[Start of Exercise inputs]
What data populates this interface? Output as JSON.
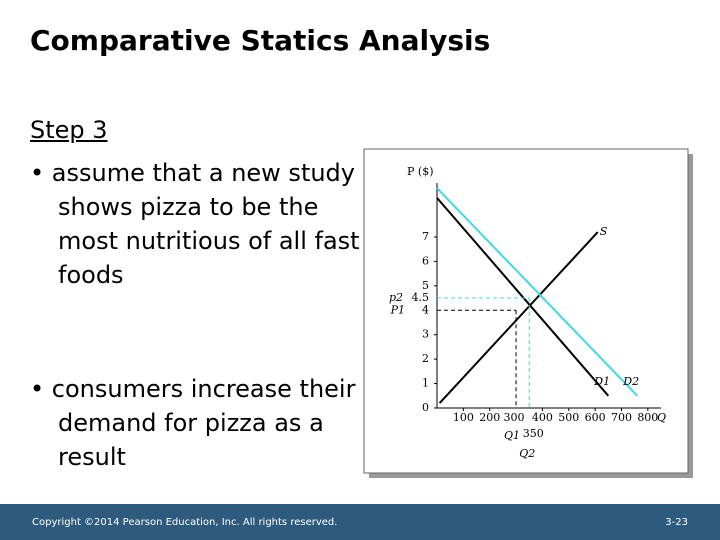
{
  "title": "Comparative Statics Analysis",
  "step": "Step 3",
  "bullets": [
    "assume that a new study shows pizza to be the most nutritious of all fast foods",
    "consumers increase their demand for pizza as a result"
  ],
  "footer": {
    "copyright": "Copyright ©2014 Pearson Education, Inc. All rights reserved.",
    "page": "3-23"
  },
  "chart_data": {
    "type": "line",
    "y_label": "P ($)",
    "x_label": "Q",
    "xlim": [
      0,
      850
    ],
    "ylim": [
      0,
      8.8
    ],
    "xticks": [
      100,
      200,
      400,
      500,
      600,
      700,
      800
    ],
    "yticks": [
      0,
      1,
      2,
      3,
      5,
      6,
      7
    ],
    "series": [
      {
        "name": "S",
        "color": "#000000",
        "x": [
          10,
          610
        ],
        "values": [
          0.2,
          7.2
        ]
      },
      {
        "name": "D1",
        "color": "#000000",
        "x": [
          0,
          650
        ],
        "values": [
          8.6,
          0.5
        ]
      },
      {
        "name": "D2",
        "color": "#3fd8e8",
        "x": [
          0,
          760
        ],
        "values": [
          9,
          0.5
        ]
      }
    ],
    "equilibria": [
      {
        "q": 300,
        "p": 4,
        "p_label": "P1",
        "q_label": "Q1",
        "color": "#000000"
      },
      {
        "q": 350,
        "p": 4.5,
        "p_label": "p2",
        "q_label": "Q2",
        "color": "#3fd8e8"
      }
    ]
  }
}
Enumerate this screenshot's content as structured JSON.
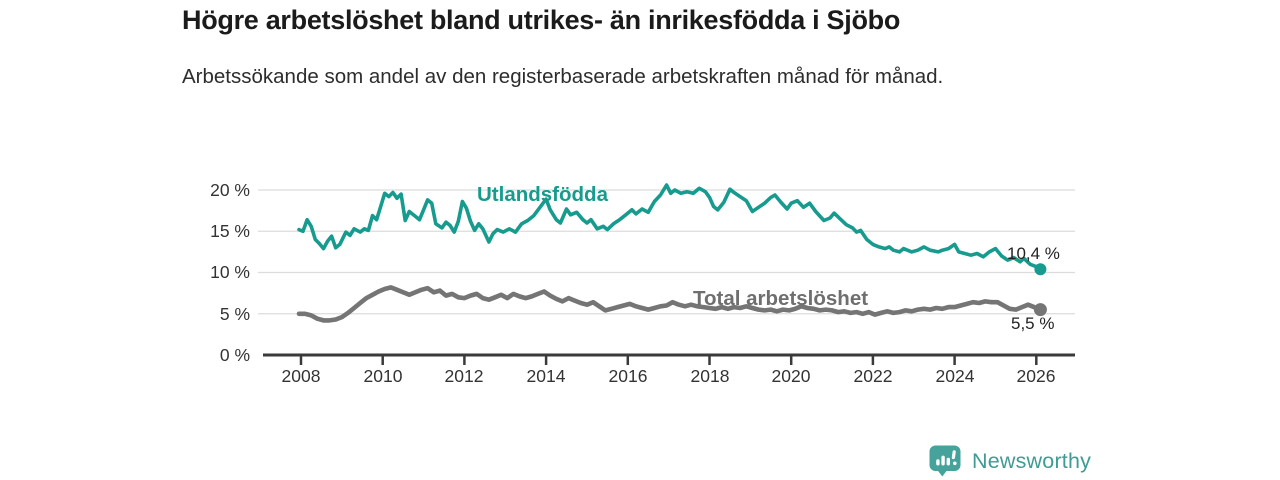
{
  "header": {
    "title": "Högre arbetslöshet bland utrikes- än inrikesfödda i Sjöbo",
    "subtitle": "Arbetssökande som andel av den registerbaserade arbetskraften månad för månad."
  },
  "chart_data": {
    "type": "line",
    "title": "Högre arbetslöshet bland utrikes- än inrikesfödda i Sjöbo",
    "subtitle": "Arbetssökande som andel av den registerbaserade arbetskraften månad för månad.",
    "grid": true,
    "legend_position": "inline-labels",
    "x_axis": {
      "tick_values": [
        2008,
        2010,
        2012,
        2014,
        2016,
        2018,
        2020,
        2022,
        2024,
        2026
      ],
      "tick_labels": [
        "2008",
        "2010",
        "2012",
        "2014",
        "2016",
        "2018",
        "2020",
        "2022",
        "2024",
        "2026"
      ],
      "range": [
        2006.95,
        2026.95
      ]
    },
    "y_axis": {
      "tick_values": [
        0,
        5,
        10,
        15,
        20
      ],
      "tick_labels": [
        "0 %",
        "5 %",
        "10 %",
        "15 %",
        "20 %"
      ],
      "range": [
        0,
        21.8
      ],
      "unit": "%"
    },
    "series": [
      {
        "name": "Utlandsfödda",
        "color": "#169b8e",
        "end_label": "10,4 %",
        "last_value": 10.4,
        "points": [
          [
            2007.95,
            15.2
          ],
          [
            2008.05,
            15.0
          ],
          [
            2008.15,
            16.4
          ],
          [
            2008.25,
            15.6
          ],
          [
            2008.35,
            14.0
          ],
          [
            2008.45,
            13.5
          ],
          [
            2008.55,
            12.9
          ],
          [
            2008.65,
            13.8
          ],
          [
            2008.75,
            14.4
          ],
          [
            2008.85,
            13.0
          ],
          [
            2008.95,
            13.4
          ],
          [
            2009.1,
            14.9
          ],
          [
            2009.2,
            14.5
          ],
          [
            2009.3,
            15.3
          ],
          [
            2009.45,
            14.9
          ],
          [
            2009.55,
            15.3
          ],
          [
            2009.65,
            15.1
          ],
          [
            2009.75,
            16.9
          ],
          [
            2009.85,
            16.4
          ],
          [
            2009.95,
            18.0
          ],
          [
            2010.05,
            19.6
          ],
          [
            2010.15,
            19.2
          ],
          [
            2010.25,
            19.7
          ],
          [
            2010.35,
            19.0
          ],
          [
            2010.45,
            19.5
          ],
          [
            2010.55,
            16.3
          ],
          [
            2010.65,
            17.4
          ],
          [
            2010.8,
            16.8
          ],
          [
            2010.9,
            16.4
          ],
          [
            2011.0,
            17.6
          ],
          [
            2011.1,
            18.8
          ],
          [
            2011.2,
            18.4
          ],
          [
            2011.3,
            15.9
          ],
          [
            2011.45,
            15.4
          ],
          [
            2011.55,
            16.1
          ],
          [
            2011.65,
            15.7
          ],
          [
            2011.75,
            14.9
          ],
          [
            2011.85,
            16.2
          ],
          [
            2011.95,
            18.6
          ],
          [
            2012.05,
            17.8
          ],
          [
            2012.15,
            16.2
          ],
          [
            2012.25,
            15.1
          ],
          [
            2012.35,
            15.9
          ],
          [
            2012.45,
            15.3
          ],
          [
            2012.6,
            13.7
          ],
          [
            2012.7,
            14.7
          ],
          [
            2012.8,
            15.2
          ],
          [
            2012.95,
            14.9
          ],
          [
            2013.1,
            15.3
          ],
          [
            2013.25,
            14.9
          ],
          [
            2013.4,
            15.9
          ],
          [
            2013.55,
            16.3
          ],
          [
            2013.7,
            16.9
          ],
          [
            2013.85,
            17.9
          ],
          [
            2014.0,
            18.9
          ],
          [
            2014.1,
            17.6
          ],
          [
            2014.25,
            16.4
          ],
          [
            2014.35,
            16.0
          ],
          [
            2014.5,
            17.7
          ],
          [
            2014.6,
            17.0
          ],
          [
            2014.75,
            17.3
          ],
          [
            2014.9,
            16.4
          ],
          [
            2015.0,
            16.0
          ],
          [
            2015.1,
            16.4
          ],
          [
            2015.25,
            15.3
          ],
          [
            2015.4,
            15.6
          ],
          [
            2015.5,
            15.2
          ],
          [
            2015.65,
            15.9
          ],
          [
            2015.8,
            16.4
          ],
          [
            2015.95,
            17.0
          ],
          [
            2016.1,
            17.6
          ],
          [
            2016.2,
            17.1
          ],
          [
            2016.35,
            17.7
          ],
          [
            2016.5,
            17.3
          ],
          [
            2016.65,
            18.6
          ],
          [
            2016.8,
            19.4
          ],
          [
            2016.95,
            20.6
          ],
          [
            2017.05,
            19.6
          ],
          [
            2017.15,
            20.0
          ],
          [
            2017.3,
            19.6
          ],
          [
            2017.45,
            19.8
          ],
          [
            2017.6,
            19.6
          ],
          [
            2017.75,
            20.2
          ],
          [
            2017.9,
            19.8
          ],
          [
            2018.0,
            19.1
          ],
          [
            2018.1,
            18.0
          ],
          [
            2018.2,
            17.6
          ],
          [
            2018.35,
            18.5
          ],
          [
            2018.5,
            20.1
          ],
          [
            2018.6,
            19.7
          ],
          [
            2018.75,
            19.2
          ],
          [
            2018.9,
            18.7
          ],
          [
            2019.05,
            17.4
          ],
          [
            2019.2,
            17.9
          ],
          [
            2019.35,
            18.4
          ],
          [
            2019.5,
            19.1
          ],
          [
            2019.6,
            19.4
          ],
          [
            2019.75,
            18.5
          ],
          [
            2019.9,
            17.7
          ],
          [
            2020.0,
            18.4
          ],
          [
            2020.15,
            18.7
          ],
          [
            2020.3,
            17.9
          ],
          [
            2020.45,
            18.4
          ],
          [
            2020.6,
            17.4
          ],
          [
            2020.8,
            16.3
          ],
          [
            2020.95,
            16.6
          ],
          [
            2021.05,
            17.2
          ],
          [
            2021.2,
            16.5
          ],
          [
            2021.35,
            15.8
          ],
          [
            2021.5,
            15.4
          ],
          [
            2021.6,
            14.9
          ],
          [
            2021.7,
            15.1
          ],
          [
            2021.85,
            14.0
          ],
          [
            2022.0,
            13.4
          ],
          [
            2022.15,
            13.1
          ],
          [
            2022.3,
            12.9
          ],
          [
            2022.4,
            13.1
          ],
          [
            2022.5,
            12.7
          ],
          [
            2022.65,
            12.5
          ],
          [
            2022.75,
            12.9
          ],
          [
            2022.95,
            12.5
          ],
          [
            2023.1,
            12.7
          ],
          [
            2023.25,
            13.1
          ],
          [
            2023.4,
            12.7
          ],
          [
            2023.6,
            12.5
          ],
          [
            2023.7,
            12.7
          ],
          [
            2023.85,
            12.9
          ],
          [
            2024.0,
            13.4
          ],
          [
            2024.1,
            12.5
          ],
          [
            2024.25,
            12.3
          ],
          [
            2024.4,
            12.1
          ],
          [
            2024.55,
            12.3
          ],
          [
            2024.7,
            11.9
          ],
          [
            2024.85,
            12.5
          ],
          [
            2025.0,
            12.9
          ],
          [
            2025.15,
            12.0
          ],
          [
            2025.3,
            11.5
          ],
          [
            2025.45,
            11.8
          ],
          [
            2025.6,
            11.3
          ],
          [
            2025.7,
            11.7
          ],
          [
            2025.85,
            11.0
          ],
          [
            2026.0,
            10.7
          ],
          [
            2026.1,
            10.4
          ]
        ]
      },
      {
        "name": "Total arbetslöshet",
        "color": "#757575",
        "end_label": "5,5 %",
        "last_value": 5.5,
        "points": [
          [
            2007.95,
            5.0
          ],
          [
            2008.1,
            5.0
          ],
          [
            2008.25,
            4.8
          ],
          [
            2008.4,
            4.4
          ],
          [
            2008.55,
            4.2
          ],
          [
            2008.7,
            4.2
          ],
          [
            2008.85,
            4.3
          ],
          [
            2009.0,
            4.6
          ],
          [
            2009.15,
            5.1
          ],
          [
            2009.3,
            5.7
          ],
          [
            2009.45,
            6.3
          ],
          [
            2009.6,
            6.9
          ],
          [
            2009.75,
            7.3
          ],
          [
            2009.9,
            7.7
          ],
          [
            2010.05,
            8.0
          ],
          [
            2010.2,
            8.2
          ],
          [
            2010.35,
            7.9
          ],
          [
            2010.5,
            7.6
          ],
          [
            2010.65,
            7.3
          ],
          [
            2010.8,
            7.6
          ],
          [
            2010.95,
            7.9
          ],
          [
            2011.1,
            8.1
          ],
          [
            2011.25,
            7.6
          ],
          [
            2011.4,
            7.8
          ],
          [
            2011.55,
            7.2
          ],
          [
            2011.7,
            7.4
          ],
          [
            2011.85,
            7.0
          ],
          [
            2012.0,
            6.9
          ],
          [
            2012.15,
            7.2
          ],
          [
            2012.3,
            7.4
          ],
          [
            2012.45,
            6.9
          ],
          [
            2012.6,
            6.7
          ],
          [
            2012.75,
            7.0
          ],
          [
            2012.9,
            7.3
          ],
          [
            2013.05,
            6.9
          ],
          [
            2013.2,
            7.4
          ],
          [
            2013.35,
            7.1
          ],
          [
            2013.5,
            6.9
          ],
          [
            2013.65,
            7.1
          ],
          [
            2013.8,
            7.4
          ],
          [
            2013.95,
            7.7
          ],
          [
            2014.1,
            7.2
          ],
          [
            2014.25,
            6.8
          ],
          [
            2014.4,
            6.5
          ],
          [
            2014.55,
            6.9
          ],
          [
            2014.7,
            6.6
          ],
          [
            2014.85,
            6.3
          ],
          [
            2015.0,
            6.1
          ],
          [
            2015.15,
            6.4
          ],
          [
            2015.3,
            5.9
          ],
          [
            2015.45,
            5.4
          ],
          [
            2015.6,
            5.6
          ],
          [
            2015.75,
            5.8
          ],
          [
            2015.9,
            6.0
          ],
          [
            2016.05,
            6.2
          ],
          [
            2016.2,
            5.9
          ],
          [
            2016.35,
            5.7
          ],
          [
            2016.5,
            5.5
          ],
          [
            2016.65,
            5.7
          ],
          [
            2016.8,
            5.9
          ],
          [
            2016.95,
            6.0
          ],
          [
            2017.1,
            6.4
          ],
          [
            2017.25,
            6.1
          ],
          [
            2017.4,
            5.9
          ],
          [
            2017.55,
            6.1
          ],
          [
            2017.7,
            5.9
          ],
          [
            2017.85,
            5.8
          ],
          [
            2018.0,
            5.7
          ],
          [
            2018.15,
            5.6
          ],
          [
            2018.3,
            5.8
          ],
          [
            2018.45,
            5.6
          ],
          [
            2018.6,
            5.8
          ],
          [
            2018.75,
            5.7
          ],
          [
            2018.9,
            5.9
          ],
          [
            2019.05,
            5.7
          ],
          [
            2019.2,
            5.5
          ],
          [
            2019.35,
            5.4
          ],
          [
            2019.5,
            5.5
          ],
          [
            2019.65,
            5.3
          ],
          [
            2019.8,
            5.5
          ],
          [
            2019.95,
            5.4
          ],
          [
            2020.1,
            5.6
          ],
          [
            2020.25,
            5.9
          ],
          [
            2020.4,
            5.7
          ],
          [
            2020.55,
            5.6
          ],
          [
            2020.7,
            5.4
          ],
          [
            2020.85,
            5.5
          ],
          [
            2021.0,
            5.4
          ],
          [
            2021.15,
            5.2
          ],
          [
            2021.3,
            5.3
          ],
          [
            2021.45,
            5.1
          ],
          [
            2021.6,
            5.2
          ],
          [
            2021.75,
            5.0
          ],
          [
            2021.9,
            5.2
          ],
          [
            2022.05,
            4.9
          ],
          [
            2022.2,
            5.1
          ],
          [
            2022.35,
            5.3
          ],
          [
            2022.5,
            5.1
          ],
          [
            2022.65,
            5.2
          ],
          [
            2022.8,
            5.4
          ],
          [
            2022.95,
            5.3
          ],
          [
            2023.1,
            5.5
          ],
          [
            2023.25,
            5.6
          ],
          [
            2023.4,
            5.5
          ],
          [
            2023.55,
            5.7
          ],
          [
            2023.7,
            5.6
          ],
          [
            2023.85,
            5.8
          ],
          [
            2024.0,
            5.8
          ],
          [
            2024.15,
            6.0
          ],
          [
            2024.3,
            6.2
          ],
          [
            2024.45,
            6.4
          ],
          [
            2024.6,
            6.3
          ],
          [
            2024.75,
            6.5
          ],
          [
            2024.9,
            6.4
          ],
          [
            2025.05,
            6.4
          ],
          [
            2025.2,
            6.0
          ],
          [
            2025.35,
            5.6
          ],
          [
            2025.5,
            5.5
          ],
          [
            2025.65,
            5.8
          ],
          [
            2025.8,
            6.1
          ],
          [
            2025.9,
            5.9
          ],
          [
            2026.0,
            5.7
          ],
          [
            2026.1,
            5.5
          ]
        ]
      }
    ]
  },
  "branding": {
    "name": "Newsworthy",
    "color": "#3e9c94"
  },
  "colors": {
    "grid": "#dcdcdc",
    "axis": "#3a3a3a",
    "axis_text": "#333333"
  }
}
[End of Exercise inputs]
▸ **What to do**
Above are records; say how many of their lines contain the word "arbetskraften", giving only the number.

▸ **The result**
2